- GIVEN TEXT:

Database investigation tools - CDCgov/prime-simplereport GitHub Wiki

Query Performance Investigations

That is a bummer, but it'll be ok! You'll get through this. We've set up a few things to help you get some data about your queries to act on.

Please read the entirety of this doc and any comments in the linked file.

After reading, head on over to this file in your IDE to make the change needed for an investigation. Turn on the settings by following the instructions in each configuration block.

log_min_duration_statement

Postgresql log_min_duration_statement docs.

This is a straightforward logging option used for logging slow queries. It can be used to determine which queries are taking a long time; that may be enough information to work from.

To view these logs, head on over to the azure portal, visit the Postgresql Flexible Server service, select the database you want to view the logs of and select the Logs blade. You can use the following query to filter the records. Feel free to add a timeframe and additional filters to fit your needs.

AzureDiagnostics
| where ResourceProvider =="MICROSOFT.DBFORPOSTGRESQL" 
| where Category == "PostgreSQLLogs"
| where Message contains "duration:"

Once you've found a troublesome query, you could try running EXPLAIN ANALYZE against that query to get even more information.

pg_stat_statements

PostgreSQL pg_stat_statements docs.

pg_stat_statements provides a means for tracking execution statistics of all SQL statements executed by a server. We can uncover which queries may be hogging memory, CPU, and I/O using this. We can also use it to find efficient queries that run often, adding load.

To get everything out of pg_stat_statements, you may need to enable other configuration options to get all the data you want. An example of this is track_io_timing. This needs to be enabled to get accurate read/write load data. PostgreSQL track_io_timing docs.

Query the pg_stat_statements table

Here are some potentially helpful queries. (if you write or run a query that you've found to be helpful, please add it to the list!)

Top 10 I/O intensive queries:

SELECT userid::regrole, dbid, query
FROM pg_stat_statements
ORDER BY (blk_read_time + blk_write_time) / calls DESC
LIMIT 10;

Top 10 time-consuming queries:

SELECT userid::regrole, dbid, mean_exec_time, query
FROM pg_stat_statements
ORDER BY mean_exec_time DESC
LIMIT 10;

Top 10 response-time outliers:

SELECT userid::regrole, dbid, stddev_exec_time, query
FROM pg_stat_statements
ORDER BY stddev_exec_time DESC
LIMIT 10;

Top 10 queries by memory usage:

SELECT userid::regrole, dbid, query
FROM pg_stat_statements
ORDER BY (shared_blks_hit + shared_blks_dirtied) DESC
LIMIT 10;

auto_explain

PostgreSQL auto_explain docs.

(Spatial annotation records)
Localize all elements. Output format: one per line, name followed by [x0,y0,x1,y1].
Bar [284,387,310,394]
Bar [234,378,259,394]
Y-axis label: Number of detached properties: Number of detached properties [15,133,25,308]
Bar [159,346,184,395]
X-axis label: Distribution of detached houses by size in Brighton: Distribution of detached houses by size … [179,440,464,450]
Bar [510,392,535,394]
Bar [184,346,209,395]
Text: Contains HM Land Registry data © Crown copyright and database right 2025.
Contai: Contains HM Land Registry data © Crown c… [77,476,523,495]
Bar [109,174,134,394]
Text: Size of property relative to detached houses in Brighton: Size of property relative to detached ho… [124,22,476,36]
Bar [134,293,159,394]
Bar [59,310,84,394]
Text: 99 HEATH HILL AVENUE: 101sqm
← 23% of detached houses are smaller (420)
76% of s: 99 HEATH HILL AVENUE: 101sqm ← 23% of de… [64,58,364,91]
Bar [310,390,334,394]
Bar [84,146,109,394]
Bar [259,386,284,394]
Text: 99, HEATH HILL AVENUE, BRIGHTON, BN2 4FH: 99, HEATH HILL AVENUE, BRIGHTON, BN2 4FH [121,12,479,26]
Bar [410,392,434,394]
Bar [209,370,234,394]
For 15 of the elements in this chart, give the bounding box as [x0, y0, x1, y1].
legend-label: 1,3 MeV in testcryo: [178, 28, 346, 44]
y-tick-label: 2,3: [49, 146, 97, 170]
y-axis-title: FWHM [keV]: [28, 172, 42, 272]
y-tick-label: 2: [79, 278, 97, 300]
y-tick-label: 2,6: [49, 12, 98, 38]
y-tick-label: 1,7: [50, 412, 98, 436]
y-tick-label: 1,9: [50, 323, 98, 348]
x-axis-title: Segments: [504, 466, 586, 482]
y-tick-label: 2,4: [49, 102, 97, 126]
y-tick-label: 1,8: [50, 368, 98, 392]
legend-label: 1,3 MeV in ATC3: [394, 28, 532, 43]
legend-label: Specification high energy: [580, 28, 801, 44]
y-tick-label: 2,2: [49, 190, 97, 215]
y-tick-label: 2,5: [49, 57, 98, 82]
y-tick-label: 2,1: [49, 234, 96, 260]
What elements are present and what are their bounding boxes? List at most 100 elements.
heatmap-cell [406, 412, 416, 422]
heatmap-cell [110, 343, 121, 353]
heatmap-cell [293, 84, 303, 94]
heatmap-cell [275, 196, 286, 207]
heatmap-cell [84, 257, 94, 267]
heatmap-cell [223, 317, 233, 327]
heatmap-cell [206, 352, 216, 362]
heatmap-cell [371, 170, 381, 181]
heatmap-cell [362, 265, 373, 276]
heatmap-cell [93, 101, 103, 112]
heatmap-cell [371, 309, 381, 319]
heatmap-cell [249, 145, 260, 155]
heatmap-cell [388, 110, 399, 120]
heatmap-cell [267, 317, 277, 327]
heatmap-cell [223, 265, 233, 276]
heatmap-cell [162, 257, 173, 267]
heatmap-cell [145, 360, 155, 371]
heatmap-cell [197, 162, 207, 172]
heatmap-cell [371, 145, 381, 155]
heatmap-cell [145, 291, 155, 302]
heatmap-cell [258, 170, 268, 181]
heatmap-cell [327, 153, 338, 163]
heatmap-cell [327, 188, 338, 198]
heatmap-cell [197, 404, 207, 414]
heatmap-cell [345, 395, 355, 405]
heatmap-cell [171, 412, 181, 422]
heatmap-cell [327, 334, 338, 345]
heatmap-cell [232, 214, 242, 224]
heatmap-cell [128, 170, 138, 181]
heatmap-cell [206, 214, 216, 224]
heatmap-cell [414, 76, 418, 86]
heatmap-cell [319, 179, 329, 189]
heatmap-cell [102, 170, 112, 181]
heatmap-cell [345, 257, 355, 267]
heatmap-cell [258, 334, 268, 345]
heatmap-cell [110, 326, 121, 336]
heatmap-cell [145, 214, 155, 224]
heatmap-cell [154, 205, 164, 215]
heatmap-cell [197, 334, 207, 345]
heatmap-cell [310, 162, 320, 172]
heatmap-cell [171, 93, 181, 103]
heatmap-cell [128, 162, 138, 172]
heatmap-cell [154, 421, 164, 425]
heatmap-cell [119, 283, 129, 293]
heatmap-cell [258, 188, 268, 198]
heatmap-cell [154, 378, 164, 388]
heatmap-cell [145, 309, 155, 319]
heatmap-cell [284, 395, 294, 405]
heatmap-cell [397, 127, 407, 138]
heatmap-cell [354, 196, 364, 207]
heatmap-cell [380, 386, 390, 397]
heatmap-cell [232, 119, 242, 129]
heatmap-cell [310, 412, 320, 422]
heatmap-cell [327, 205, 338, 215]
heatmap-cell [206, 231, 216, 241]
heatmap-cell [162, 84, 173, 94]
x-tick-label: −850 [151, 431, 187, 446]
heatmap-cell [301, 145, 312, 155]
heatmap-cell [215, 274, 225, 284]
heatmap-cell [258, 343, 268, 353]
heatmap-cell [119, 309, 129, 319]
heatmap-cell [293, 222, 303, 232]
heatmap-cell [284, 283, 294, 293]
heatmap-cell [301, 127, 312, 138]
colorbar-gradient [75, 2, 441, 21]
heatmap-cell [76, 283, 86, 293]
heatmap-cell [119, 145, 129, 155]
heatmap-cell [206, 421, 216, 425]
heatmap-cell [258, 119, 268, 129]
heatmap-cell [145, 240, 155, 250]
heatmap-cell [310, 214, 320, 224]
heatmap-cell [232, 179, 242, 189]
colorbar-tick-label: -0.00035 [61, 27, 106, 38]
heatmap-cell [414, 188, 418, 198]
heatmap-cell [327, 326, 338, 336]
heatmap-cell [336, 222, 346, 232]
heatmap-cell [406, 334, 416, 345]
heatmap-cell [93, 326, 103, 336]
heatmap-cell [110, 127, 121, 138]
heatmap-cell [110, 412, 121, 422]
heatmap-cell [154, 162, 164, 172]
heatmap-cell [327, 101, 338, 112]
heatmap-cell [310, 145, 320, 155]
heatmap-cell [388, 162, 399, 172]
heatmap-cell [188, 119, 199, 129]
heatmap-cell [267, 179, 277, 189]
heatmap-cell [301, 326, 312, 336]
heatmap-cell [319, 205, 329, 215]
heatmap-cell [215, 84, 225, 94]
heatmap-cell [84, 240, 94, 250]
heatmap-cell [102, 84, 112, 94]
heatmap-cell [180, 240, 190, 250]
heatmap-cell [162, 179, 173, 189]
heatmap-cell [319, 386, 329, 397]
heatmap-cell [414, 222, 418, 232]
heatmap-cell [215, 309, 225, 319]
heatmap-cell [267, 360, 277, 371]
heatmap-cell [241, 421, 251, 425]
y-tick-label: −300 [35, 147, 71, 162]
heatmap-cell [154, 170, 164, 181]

- PROBLEM 1:
From the database investigation page above, extract word for word the part that opens with the words containing "Query the pg_stat_statements" and closes with "to the list!)".
- PROBLEM 2:
According to the database investigation page above, which option must be enabled to get accurate read/write load data from pg_stat_statements?

- FULL SOLUTION 1:
Query the pg_stat_statements table

Here are some potentially helpful queries. (if you write or run a query that you've found to be helpful, please add it to the list!)

- FULL SOLUTION 2:
track_io_timing